Gather from the listing below each line that includes the word "日常生活中代表", and copy it.
....
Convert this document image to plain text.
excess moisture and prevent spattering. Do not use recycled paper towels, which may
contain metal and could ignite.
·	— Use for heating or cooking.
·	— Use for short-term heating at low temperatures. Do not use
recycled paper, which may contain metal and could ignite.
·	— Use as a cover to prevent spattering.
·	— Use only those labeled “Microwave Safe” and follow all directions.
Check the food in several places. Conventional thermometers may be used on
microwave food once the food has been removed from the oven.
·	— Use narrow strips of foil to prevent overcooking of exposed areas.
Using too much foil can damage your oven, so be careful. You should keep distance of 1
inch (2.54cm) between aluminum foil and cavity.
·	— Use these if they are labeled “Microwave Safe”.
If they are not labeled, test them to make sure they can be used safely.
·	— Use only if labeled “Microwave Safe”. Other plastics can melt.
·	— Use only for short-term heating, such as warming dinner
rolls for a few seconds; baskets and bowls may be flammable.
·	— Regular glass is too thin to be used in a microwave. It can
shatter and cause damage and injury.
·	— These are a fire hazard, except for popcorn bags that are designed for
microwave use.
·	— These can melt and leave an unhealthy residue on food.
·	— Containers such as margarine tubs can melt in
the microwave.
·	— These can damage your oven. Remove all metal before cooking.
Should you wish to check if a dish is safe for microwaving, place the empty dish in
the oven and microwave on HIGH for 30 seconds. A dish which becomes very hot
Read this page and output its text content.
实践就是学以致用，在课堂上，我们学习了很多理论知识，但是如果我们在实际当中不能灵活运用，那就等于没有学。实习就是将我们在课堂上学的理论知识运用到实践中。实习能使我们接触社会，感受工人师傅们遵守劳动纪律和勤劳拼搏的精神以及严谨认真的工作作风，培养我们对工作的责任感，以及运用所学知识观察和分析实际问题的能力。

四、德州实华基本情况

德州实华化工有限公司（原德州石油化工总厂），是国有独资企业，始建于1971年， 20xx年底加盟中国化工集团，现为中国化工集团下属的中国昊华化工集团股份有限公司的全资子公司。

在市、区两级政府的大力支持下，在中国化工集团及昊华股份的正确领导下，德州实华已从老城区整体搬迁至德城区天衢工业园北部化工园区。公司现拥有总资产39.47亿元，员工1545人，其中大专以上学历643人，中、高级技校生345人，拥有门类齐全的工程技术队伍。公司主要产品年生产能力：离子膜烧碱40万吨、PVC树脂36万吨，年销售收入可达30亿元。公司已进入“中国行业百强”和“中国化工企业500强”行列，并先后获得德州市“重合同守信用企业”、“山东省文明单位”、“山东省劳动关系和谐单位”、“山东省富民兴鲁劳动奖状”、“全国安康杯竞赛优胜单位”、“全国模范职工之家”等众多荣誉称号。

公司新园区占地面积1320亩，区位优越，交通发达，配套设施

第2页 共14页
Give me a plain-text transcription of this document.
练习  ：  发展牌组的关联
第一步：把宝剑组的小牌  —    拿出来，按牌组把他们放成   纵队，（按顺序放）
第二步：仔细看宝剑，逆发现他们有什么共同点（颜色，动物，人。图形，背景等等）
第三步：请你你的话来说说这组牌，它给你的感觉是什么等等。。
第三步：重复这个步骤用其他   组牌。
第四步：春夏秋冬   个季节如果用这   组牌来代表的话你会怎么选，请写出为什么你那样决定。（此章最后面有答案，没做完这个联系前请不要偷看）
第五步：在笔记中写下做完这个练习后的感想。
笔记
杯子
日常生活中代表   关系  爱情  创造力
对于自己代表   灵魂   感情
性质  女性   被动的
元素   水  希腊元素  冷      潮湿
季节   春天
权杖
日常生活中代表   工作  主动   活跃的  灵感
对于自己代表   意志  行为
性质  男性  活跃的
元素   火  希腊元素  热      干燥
....
ANSWER FOR THE TASK:
日常生活中代表   关系  爱情  创造力
日常生活中代表   工作  主动   活跃的  灵感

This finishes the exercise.